Items from a data source:
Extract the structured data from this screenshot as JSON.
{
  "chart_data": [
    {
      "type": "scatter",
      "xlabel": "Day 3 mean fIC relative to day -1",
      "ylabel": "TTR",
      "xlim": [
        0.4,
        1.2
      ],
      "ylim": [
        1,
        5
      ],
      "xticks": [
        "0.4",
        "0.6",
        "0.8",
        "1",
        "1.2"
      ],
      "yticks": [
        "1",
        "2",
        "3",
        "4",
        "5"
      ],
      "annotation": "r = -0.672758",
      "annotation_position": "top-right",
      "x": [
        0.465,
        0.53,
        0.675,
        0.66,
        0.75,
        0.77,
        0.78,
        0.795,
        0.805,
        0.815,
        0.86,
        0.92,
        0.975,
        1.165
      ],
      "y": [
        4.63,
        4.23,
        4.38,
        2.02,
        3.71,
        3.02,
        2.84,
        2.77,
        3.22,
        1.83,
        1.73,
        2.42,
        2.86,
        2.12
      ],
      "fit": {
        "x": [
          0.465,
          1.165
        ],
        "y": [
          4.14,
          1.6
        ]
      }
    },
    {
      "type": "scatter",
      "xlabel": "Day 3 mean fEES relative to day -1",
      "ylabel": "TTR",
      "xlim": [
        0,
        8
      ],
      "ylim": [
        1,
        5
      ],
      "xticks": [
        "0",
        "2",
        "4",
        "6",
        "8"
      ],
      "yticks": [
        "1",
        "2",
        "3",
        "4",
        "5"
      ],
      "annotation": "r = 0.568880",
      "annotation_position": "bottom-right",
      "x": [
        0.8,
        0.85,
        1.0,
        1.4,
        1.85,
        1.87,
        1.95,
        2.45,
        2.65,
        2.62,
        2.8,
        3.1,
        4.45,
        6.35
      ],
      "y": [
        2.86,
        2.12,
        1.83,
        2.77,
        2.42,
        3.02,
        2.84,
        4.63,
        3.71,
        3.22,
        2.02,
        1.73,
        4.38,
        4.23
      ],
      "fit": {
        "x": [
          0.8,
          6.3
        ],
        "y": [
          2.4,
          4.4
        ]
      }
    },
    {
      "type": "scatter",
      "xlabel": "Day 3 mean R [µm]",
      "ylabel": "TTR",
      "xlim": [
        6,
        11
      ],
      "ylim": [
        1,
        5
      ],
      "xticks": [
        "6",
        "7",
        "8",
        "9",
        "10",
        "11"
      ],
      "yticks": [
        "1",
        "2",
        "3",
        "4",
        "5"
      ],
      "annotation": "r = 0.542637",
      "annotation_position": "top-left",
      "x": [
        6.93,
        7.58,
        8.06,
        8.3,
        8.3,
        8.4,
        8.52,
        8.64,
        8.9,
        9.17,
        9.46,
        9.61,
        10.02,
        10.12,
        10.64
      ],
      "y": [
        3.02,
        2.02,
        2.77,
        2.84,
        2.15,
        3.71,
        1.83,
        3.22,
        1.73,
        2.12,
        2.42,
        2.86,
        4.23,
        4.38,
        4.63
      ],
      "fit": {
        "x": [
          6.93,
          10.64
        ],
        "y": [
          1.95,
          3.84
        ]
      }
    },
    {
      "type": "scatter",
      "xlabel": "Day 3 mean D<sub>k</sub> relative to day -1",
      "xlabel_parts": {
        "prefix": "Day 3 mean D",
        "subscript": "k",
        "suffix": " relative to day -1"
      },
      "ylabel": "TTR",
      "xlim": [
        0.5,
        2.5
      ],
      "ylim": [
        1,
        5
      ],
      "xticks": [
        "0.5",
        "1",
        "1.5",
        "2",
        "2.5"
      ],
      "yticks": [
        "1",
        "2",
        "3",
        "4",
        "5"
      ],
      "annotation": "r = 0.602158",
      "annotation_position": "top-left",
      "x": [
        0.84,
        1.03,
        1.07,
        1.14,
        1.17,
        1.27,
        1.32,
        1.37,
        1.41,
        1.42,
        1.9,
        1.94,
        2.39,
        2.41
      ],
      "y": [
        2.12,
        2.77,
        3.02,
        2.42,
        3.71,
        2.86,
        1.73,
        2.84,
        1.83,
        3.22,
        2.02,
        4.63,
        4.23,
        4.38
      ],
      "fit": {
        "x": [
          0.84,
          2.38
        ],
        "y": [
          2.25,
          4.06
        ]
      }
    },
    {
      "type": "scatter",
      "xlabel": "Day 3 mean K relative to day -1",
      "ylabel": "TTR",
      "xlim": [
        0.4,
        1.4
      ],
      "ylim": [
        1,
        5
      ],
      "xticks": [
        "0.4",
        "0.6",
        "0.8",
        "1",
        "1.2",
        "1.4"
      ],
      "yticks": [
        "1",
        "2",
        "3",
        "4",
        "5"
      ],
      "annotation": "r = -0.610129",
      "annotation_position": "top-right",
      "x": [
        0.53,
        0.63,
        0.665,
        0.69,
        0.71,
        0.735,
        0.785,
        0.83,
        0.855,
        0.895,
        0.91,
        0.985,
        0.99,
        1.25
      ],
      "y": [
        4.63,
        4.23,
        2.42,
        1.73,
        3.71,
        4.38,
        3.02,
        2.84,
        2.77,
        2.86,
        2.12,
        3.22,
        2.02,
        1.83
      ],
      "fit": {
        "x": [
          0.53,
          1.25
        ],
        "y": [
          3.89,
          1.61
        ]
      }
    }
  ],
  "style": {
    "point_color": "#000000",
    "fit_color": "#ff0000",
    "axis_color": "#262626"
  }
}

● Exercise instructions
Pick out every line holding the string "mean" and return it.

● Exercise output
      "xlabel": "Day 3 mean fIC relative to day -1",
      "xlabel": "Day 3 mean fEES relative to day -1",
      "xlabel": "Day 3 mean R [µm]",
      "xlabel": "Day 3 mean D<sub>k</sub> relative to day -1",
        "prefix": "Day 3 mean D",
      "xlabel": "Day 3 mean K relative to day -1",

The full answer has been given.